» **Short task**
Going through the material below, please gather all lines with the word "Duration" in them.

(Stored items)
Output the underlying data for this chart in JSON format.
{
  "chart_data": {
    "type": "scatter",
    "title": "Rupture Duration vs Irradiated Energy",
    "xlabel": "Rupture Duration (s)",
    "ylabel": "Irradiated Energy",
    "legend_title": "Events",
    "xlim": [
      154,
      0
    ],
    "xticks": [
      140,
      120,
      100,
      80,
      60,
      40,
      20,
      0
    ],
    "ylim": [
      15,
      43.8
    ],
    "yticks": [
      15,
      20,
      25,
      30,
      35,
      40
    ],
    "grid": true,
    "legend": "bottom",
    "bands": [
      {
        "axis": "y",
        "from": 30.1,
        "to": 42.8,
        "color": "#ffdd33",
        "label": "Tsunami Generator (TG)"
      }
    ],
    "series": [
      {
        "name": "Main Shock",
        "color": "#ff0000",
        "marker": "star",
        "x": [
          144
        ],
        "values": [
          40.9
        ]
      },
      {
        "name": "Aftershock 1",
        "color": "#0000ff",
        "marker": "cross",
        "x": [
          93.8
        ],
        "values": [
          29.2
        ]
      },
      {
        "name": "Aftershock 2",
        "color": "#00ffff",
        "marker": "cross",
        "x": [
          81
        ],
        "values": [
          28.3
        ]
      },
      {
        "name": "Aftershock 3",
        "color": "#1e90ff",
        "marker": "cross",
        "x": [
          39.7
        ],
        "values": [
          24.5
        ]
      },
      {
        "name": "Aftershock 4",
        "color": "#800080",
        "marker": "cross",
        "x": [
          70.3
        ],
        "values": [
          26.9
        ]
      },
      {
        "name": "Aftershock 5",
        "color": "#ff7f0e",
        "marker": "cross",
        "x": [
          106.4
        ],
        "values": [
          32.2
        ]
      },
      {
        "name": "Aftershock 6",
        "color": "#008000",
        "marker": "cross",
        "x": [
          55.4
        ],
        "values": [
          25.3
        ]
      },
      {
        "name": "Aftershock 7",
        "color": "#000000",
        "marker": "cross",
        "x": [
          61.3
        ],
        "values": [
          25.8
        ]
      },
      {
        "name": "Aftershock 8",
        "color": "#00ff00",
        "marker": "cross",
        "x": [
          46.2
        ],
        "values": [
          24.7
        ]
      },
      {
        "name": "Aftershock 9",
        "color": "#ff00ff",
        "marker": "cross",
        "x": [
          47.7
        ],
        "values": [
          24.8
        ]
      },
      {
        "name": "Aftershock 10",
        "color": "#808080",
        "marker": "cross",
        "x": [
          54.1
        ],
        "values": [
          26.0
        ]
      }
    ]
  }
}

» **Solved exercise**
    "title": "Rupture Duration vs Irradiated Energy",
    "xlabel": "Rupture Duration (s)",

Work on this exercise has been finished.